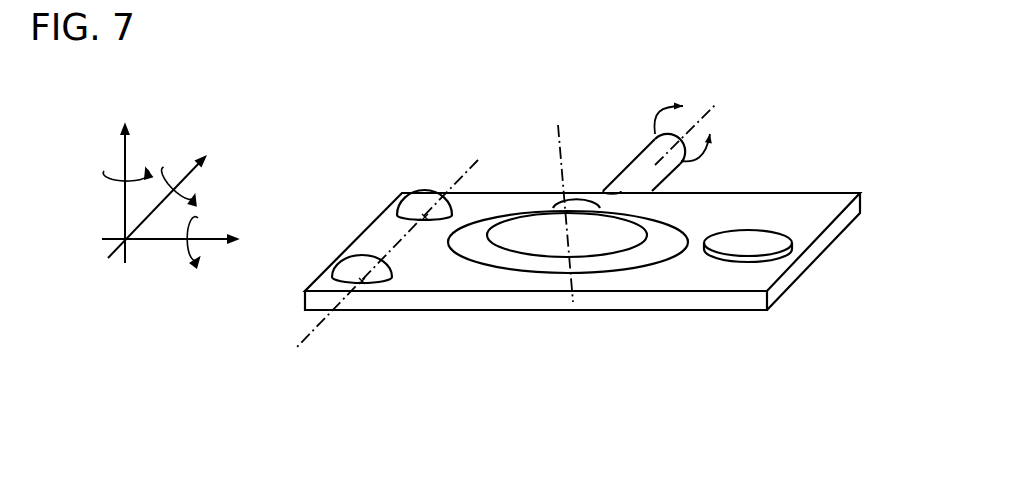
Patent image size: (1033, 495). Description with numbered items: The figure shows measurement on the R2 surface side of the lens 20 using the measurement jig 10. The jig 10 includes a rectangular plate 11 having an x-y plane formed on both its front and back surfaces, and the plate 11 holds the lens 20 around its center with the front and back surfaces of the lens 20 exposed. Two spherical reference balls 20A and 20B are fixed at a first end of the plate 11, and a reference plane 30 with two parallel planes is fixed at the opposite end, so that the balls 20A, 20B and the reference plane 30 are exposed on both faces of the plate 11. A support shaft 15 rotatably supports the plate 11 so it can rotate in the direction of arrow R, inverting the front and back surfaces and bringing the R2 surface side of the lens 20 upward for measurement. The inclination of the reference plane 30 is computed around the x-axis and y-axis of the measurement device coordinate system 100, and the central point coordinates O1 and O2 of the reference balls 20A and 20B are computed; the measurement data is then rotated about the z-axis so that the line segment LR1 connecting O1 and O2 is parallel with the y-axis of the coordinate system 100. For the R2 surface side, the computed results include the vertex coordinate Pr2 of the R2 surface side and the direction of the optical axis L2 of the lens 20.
==
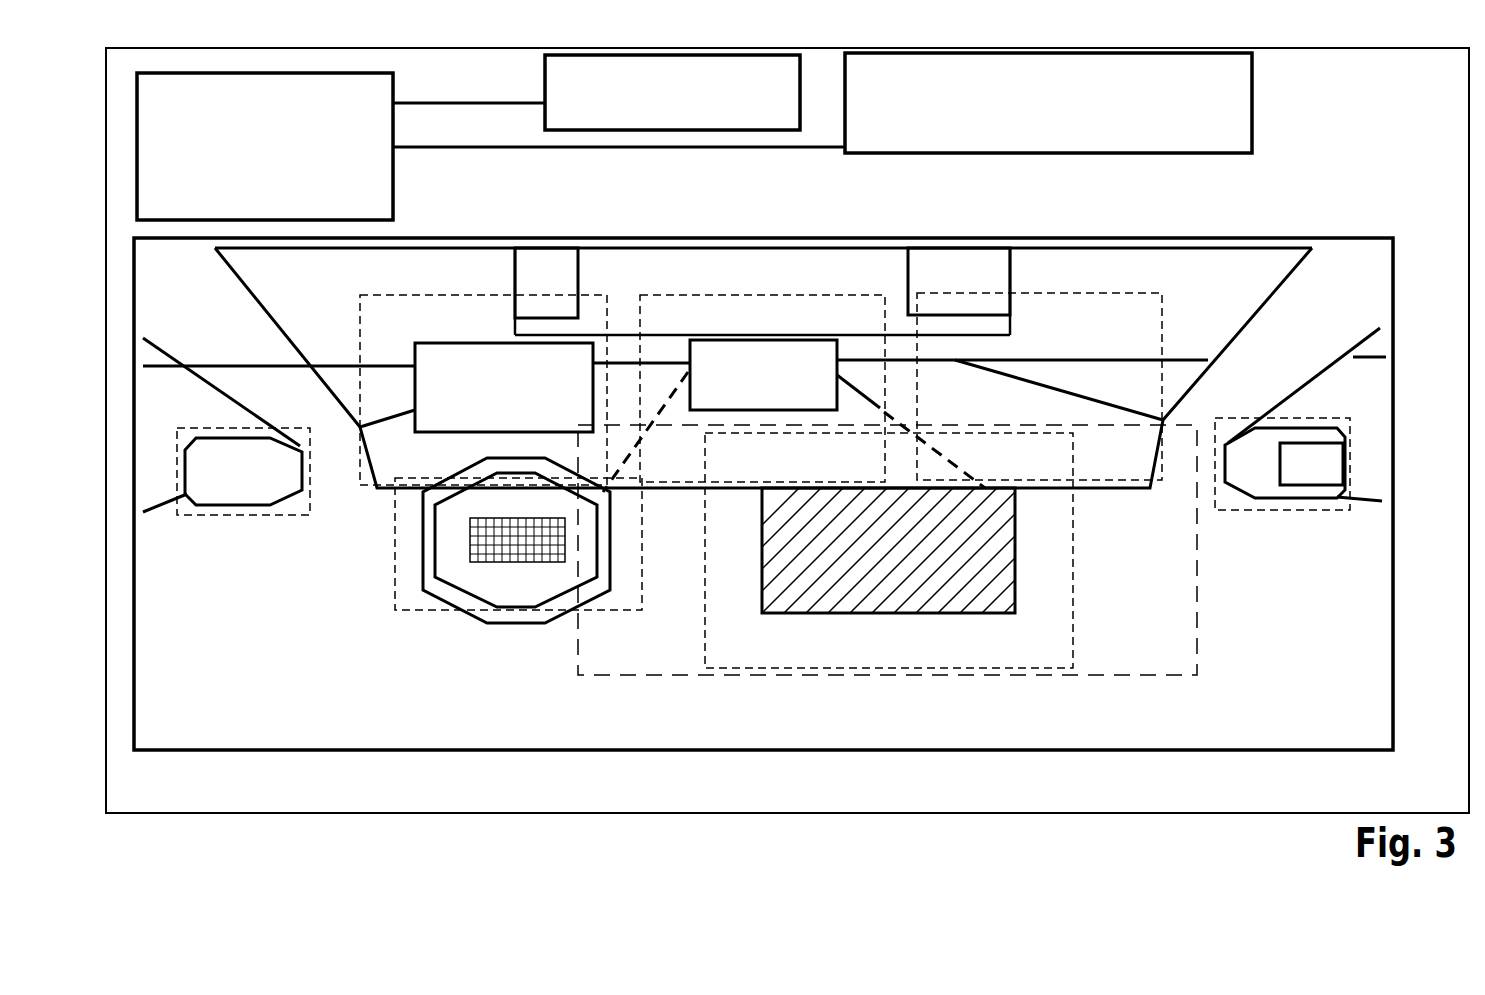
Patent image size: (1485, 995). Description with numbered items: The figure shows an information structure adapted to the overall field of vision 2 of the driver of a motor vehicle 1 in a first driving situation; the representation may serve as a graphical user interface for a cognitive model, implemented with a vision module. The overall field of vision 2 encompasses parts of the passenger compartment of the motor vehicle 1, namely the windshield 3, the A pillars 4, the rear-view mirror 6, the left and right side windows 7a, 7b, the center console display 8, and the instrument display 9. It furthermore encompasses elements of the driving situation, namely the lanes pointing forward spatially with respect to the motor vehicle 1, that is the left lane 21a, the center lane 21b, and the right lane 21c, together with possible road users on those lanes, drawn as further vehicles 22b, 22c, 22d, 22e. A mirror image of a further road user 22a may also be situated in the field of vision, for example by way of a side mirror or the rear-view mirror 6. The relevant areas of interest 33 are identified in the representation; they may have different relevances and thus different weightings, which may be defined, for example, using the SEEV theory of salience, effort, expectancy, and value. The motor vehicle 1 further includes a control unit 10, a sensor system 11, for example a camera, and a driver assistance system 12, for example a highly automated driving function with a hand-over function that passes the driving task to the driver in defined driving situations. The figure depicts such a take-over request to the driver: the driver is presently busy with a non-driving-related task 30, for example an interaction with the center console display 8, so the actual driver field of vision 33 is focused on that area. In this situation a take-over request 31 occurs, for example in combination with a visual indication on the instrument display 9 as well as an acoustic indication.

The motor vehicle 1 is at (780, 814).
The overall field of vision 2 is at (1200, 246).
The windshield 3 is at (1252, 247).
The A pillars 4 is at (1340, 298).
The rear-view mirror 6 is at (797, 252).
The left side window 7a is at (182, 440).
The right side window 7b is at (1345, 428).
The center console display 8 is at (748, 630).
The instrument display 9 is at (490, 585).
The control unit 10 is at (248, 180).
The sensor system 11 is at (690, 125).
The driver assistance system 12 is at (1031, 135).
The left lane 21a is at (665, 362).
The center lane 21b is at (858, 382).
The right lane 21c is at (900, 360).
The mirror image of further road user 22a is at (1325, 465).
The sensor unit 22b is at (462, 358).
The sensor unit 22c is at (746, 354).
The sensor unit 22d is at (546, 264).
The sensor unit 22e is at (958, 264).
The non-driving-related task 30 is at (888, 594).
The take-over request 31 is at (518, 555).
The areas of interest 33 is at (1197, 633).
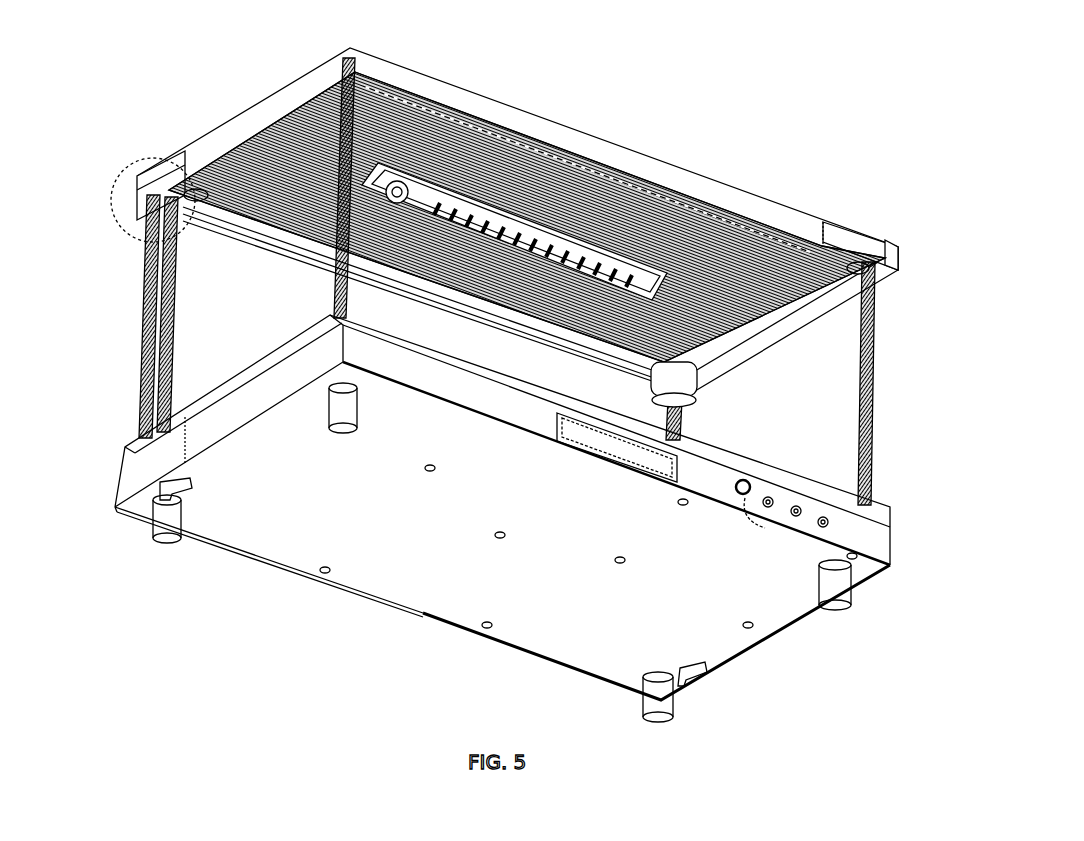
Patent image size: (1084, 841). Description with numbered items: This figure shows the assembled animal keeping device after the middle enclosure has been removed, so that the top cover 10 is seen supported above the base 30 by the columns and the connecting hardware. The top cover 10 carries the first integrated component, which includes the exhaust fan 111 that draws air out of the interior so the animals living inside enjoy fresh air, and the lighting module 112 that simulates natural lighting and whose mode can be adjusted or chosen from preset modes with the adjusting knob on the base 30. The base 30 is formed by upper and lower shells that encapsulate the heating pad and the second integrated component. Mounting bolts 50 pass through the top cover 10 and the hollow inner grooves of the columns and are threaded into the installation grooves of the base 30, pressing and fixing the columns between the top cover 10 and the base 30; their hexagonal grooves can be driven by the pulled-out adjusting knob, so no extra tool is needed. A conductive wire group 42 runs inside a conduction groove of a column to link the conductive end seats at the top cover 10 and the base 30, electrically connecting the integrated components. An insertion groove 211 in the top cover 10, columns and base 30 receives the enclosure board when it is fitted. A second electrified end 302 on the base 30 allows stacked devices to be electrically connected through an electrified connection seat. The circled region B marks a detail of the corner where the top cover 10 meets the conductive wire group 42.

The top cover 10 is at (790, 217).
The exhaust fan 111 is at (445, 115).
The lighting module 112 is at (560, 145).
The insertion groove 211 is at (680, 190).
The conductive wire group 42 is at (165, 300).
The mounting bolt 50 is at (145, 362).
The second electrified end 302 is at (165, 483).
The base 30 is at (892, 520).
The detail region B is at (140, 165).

* _To do_: Write out again the lines from the one containing "Patent image size: (1084, 841)." up to and including the one containing "The detail region B is at (140, 165).", switching "middle enclosure" to "center housing" and changing nothing else.

* _Task answer_:
Patent image size: (1084, 841). Description with numbered items: This figure shows the assembled animal keeping device after the center housing has been removed, so that the top cover 10 is seen supported above the base 30 by the columns and the connecting hardware. The top cover 10 carries the first integrated component, which includes the exhaust fan 111 that draws air out of the interior so the animals living inside enjoy fresh air, and the lighting module 112 that simulates natural lighting and whose mode can be adjusted or chosen from preset modes with the adjusting knob on the base 30. The base 30 is formed by upper and lower shells that encapsulate the heating pad and the second integrated component. Mounting bolts 50 pass through the top cover 10 and the hollow inner grooves of the columns and are threaded into the installation grooves of the base 30, pressing and fixing the columns between the top cover 10 and the base 30; their hexagonal grooves can be driven by the pulled-out adjusting knob, so no extra tool is needed. A conductive wire group 42 runs inside a conduction groove of a column to link the conductive end seats at the top cover 10 and the base 30, electrically connecting the integrated components. An insertion groove 211 in the top cover 10, columns and base 30 receives the enclosure board when it is fitted. A second electrified end 302 on the base 30 allows stacked devices to be electrically connected through an electrified connection seat. The circled region B marks a detail of the corner where the top cover 10 meets the conductive wire group 42.

The top cover 10 is at (790, 217).
The exhaust fan 111 is at (445, 115).
The lighting module 112 is at (560, 145).
The insertion groove 211 is at (680, 190).
The conductive wire group 42 is at (165, 300).
The mounting bolt 50 is at (145, 362).
The second electrified end 302 is at (165, 483).
The base 30 is at (892, 520).
The detail region B is at (140, 165).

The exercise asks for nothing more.